▶ _To do_:
Filter the entries that follow, copying every line in which the word "Upper" appears.

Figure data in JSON
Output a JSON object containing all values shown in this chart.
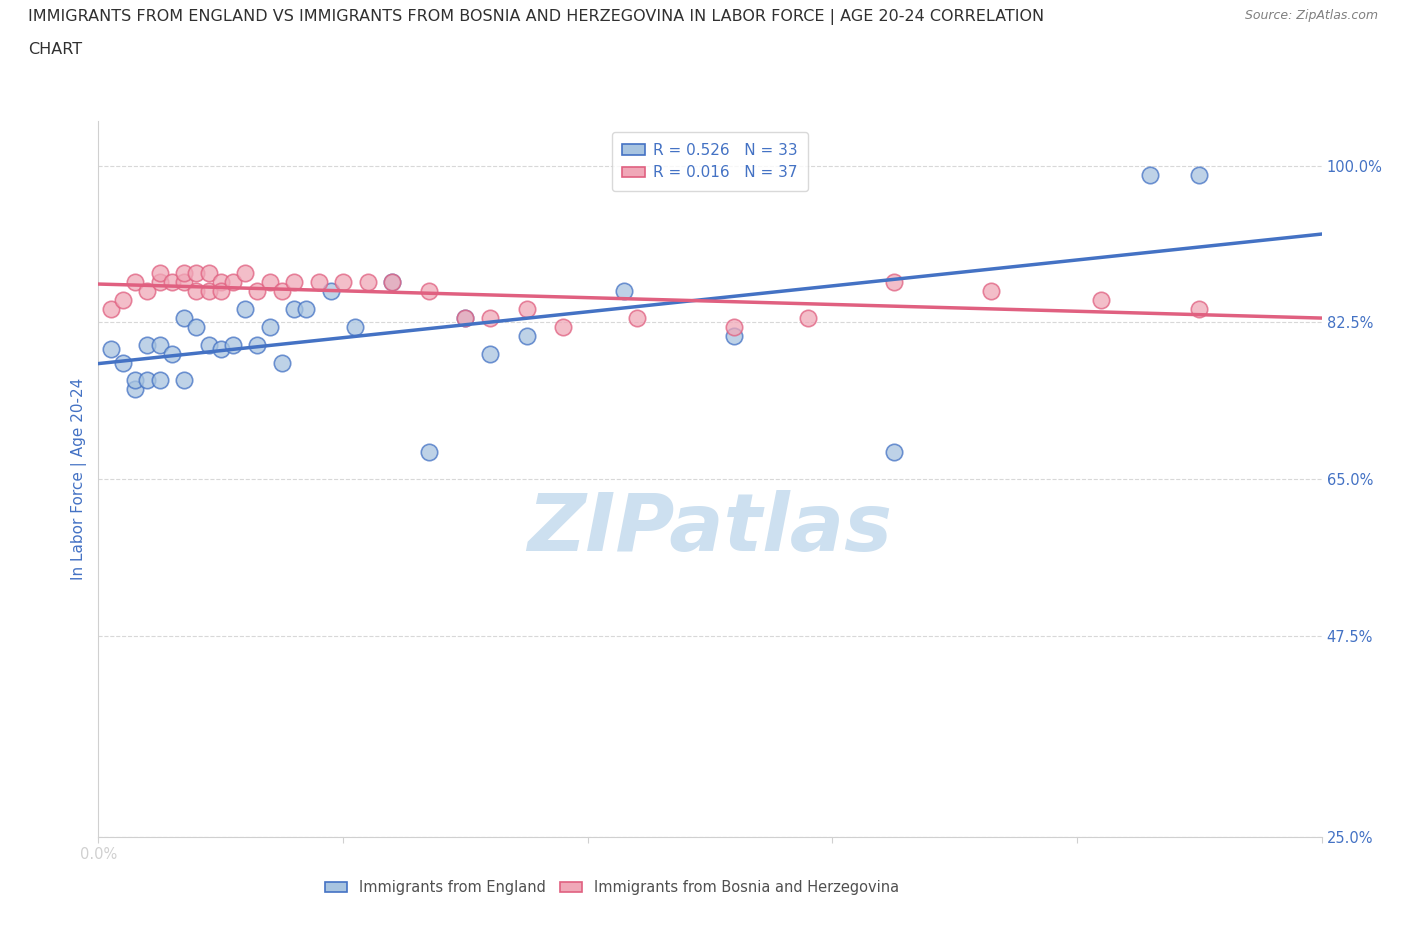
{
  "title_line1": "IMMIGRANTS FROM ENGLAND VS IMMIGRANTS FROM BOSNIA AND HERZEGOVINA IN LABOR FORCE | AGE 20-24 CORRELATION",
  "title_line2": "CHART",
  "source_text": "Source: ZipAtlas.com",
  "ylabel": "In Labor Force | Age 20-24",
  "xlim": [
    0.0,
    1.0
  ],
  "ylim": [
    0.25,
    1.05
  ],
  "yticks": [
    0.25,
    0.475,
    0.65,
    0.825,
    1.0
  ],
  "ytick_labels": [
    "25.0%",
    "47.5%",
    "65.0%",
    "82.5%",
    "100.0%"
  ],
  "xticks": [
    0.0,
    0.2,
    0.4,
    0.6,
    0.8,
    1.0
  ],
  "xtick_labels": [
    "0.0%",
    "",
    "",
    "",
    "",
    ""
  ],
  "england_R": 0.526,
  "england_N": 33,
  "bosnia_R": 0.016,
  "bosnia_N": 37,
  "england_color": "#a8c4e0",
  "bosnia_color": "#f0a8b8",
  "england_line_color": "#4472c4",
  "bosnia_line_color": "#e06080",
  "tick_color": "#4472c4",
  "watermark_color": "#cde0f0",
  "legend_R_color": "#4472c4",
  "england_scatter_x": [
    0.01,
    0.02,
    0.03,
    0.03,
    0.04,
    0.04,
    0.05,
    0.05,
    0.06,
    0.07,
    0.07,
    0.08,
    0.09,
    0.1,
    0.11,
    0.12,
    0.13,
    0.14,
    0.15,
    0.16,
    0.17,
    0.19,
    0.21,
    0.24,
    0.27,
    0.3,
    0.32,
    0.35,
    0.43,
    0.52,
    0.65,
    0.86,
    0.9
  ],
  "england_scatter_y": [
    0.795,
    0.78,
    0.75,
    0.76,
    0.8,
    0.76,
    0.76,
    0.8,
    0.79,
    0.83,
    0.76,
    0.82,
    0.8,
    0.795,
    0.8,
    0.84,
    0.8,
    0.82,
    0.78,
    0.84,
    0.84,
    0.86,
    0.82,
    0.87,
    0.68,
    0.83,
    0.79,
    0.81,
    0.86,
    0.81,
    0.68,
    0.99,
    0.99
  ],
  "bosnia_scatter_x": [
    0.01,
    0.02,
    0.03,
    0.04,
    0.05,
    0.05,
    0.06,
    0.07,
    0.07,
    0.08,
    0.08,
    0.09,
    0.09,
    0.1,
    0.1,
    0.11,
    0.12,
    0.13,
    0.14,
    0.15,
    0.16,
    0.18,
    0.2,
    0.22,
    0.24,
    0.27,
    0.3,
    0.32,
    0.35,
    0.38,
    0.44,
    0.52,
    0.58,
    0.65,
    0.73,
    0.82,
    0.9
  ],
  "bosnia_scatter_y": [
    0.84,
    0.85,
    0.87,
    0.86,
    0.87,
    0.88,
    0.87,
    0.87,
    0.88,
    0.86,
    0.88,
    0.86,
    0.88,
    0.87,
    0.86,
    0.87,
    0.88,
    0.86,
    0.87,
    0.86,
    0.87,
    0.87,
    0.87,
    0.87,
    0.87,
    0.86,
    0.83,
    0.83,
    0.84,
    0.82,
    0.83,
    0.82,
    0.83,
    0.87,
    0.86,
    0.85,
    0.84
  ]
}
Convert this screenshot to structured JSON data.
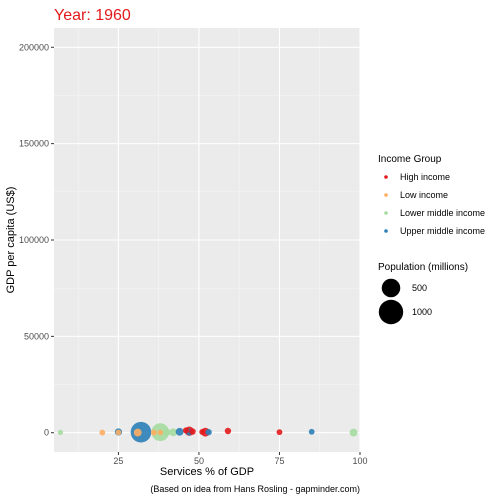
{
  "chart_data": {
    "type": "scatter",
    "title": "Year: 1960",
    "xlabel": "Services % of GDP",
    "ylabel": "GDP per capita (US$)",
    "caption": "(Based on idea from Hans Rosling - gapminder.com)",
    "xlim": [
      5,
      100
    ],
    "ylim": [
      -10000,
      210000
    ],
    "x_ticks": [
      25,
      50,
      75,
      100
    ],
    "x_tick_labels": [
      "25",
      "50",
      "75",
      "100"
    ],
    "y_ticks": [
      0,
      50000,
      100000,
      150000,
      200000
    ],
    "y_tick_labels": [
      "0",
      "50000",
      "100000",
      "150000",
      "200000"
    ],
    "grid": true,
    "legend_position": "right",
    "legend_color_title": "Income Group",
    "legend_size_title": "Population (millions)",
    "size_legend": [
      {
        "label": "500",
        "value": 500
      },
      {
        "label": "1000",
        "value": 1000
      }
    ],
    "colors": {
      "High income": "#e31a1c",
      "Low income": "#fdae61",
      "Lower middle income": "#a6dba0",
      "Upper middle income": "#2c7fb8"
    },
    "series": [
      {
        "name": "High income",
        "points": [
          {
            "x": 46,
            "y": 1200,
            "pop": 8
          },
          {
            "x": 47,
            "y": 800,
            "pop": 60
          },
          {
            "x": 48,
            "y": 600,
            "pop": 10
          },
          {
            "x": 51,
            "y": 400,
            "pop": 5
          },
          {
            "x": 52,
            "y": 300,
            "pop": 50
          },
          {
            "x": 59,
            "y": 900,
            "pop": 10
          },
          {
            "x": 75,
            "y": 300,
            "pop": 5
          }
        ]
      },
      {
        "name": "Low income",
        "points": [
          {
            "x": 20,
            "y": 100,
            "pop": 5
          },
          {
            "x": 25,
            "y": 150,
            "pop": 4
          },
          {
            "x": 31,
            "y": 100,
            "pop": 30
          },
          {
            "x": 36,
            "y": 120,
            "pop": 6
          },
          {
            "x": 38,
            "y": 100,
            "pop": 4
          }
        ]
      },
      {
        "name": "Lower middle income",
        "points": [
          {
            "x": 7,
            "y": 200,
            "pop": 2
          },
          {
            "x": 38,
            "y": 300,
            "pop": 450
          },
          {
            "x": 40,
            "y": 300,
            "pop": 20
          },
          {
            "x": 42,
            "y": 250,
            "pop": 30
          },
          {
            "x": 98,
            "y": 100,
            "pop": 30
          }
        ]
      },
      {
        "name": "Upper middle income",
        "points": [
          {
            "x": 25,
            "y": 400,
            "pop": 20
          },
          {
            "x": 32,
            "y": 300,
            "pop": 660
          },
          {
            "x": 44,
            "y": 500,
            "pop": 30
          },
          {
            "x": 47,
            "y": 400,
            "pop": 20
          },
          {
            "x": 53,
            "y": 300,
            "pop": 10
          },
          {
            "x": 85,
            "y": 500,
            "pop": 5
          }
        ]
      }
    ]
  }
}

▶ _Response for this exercise_:
      "Upper middle income": "#2c7fb8"
        "name": "Upper middle income",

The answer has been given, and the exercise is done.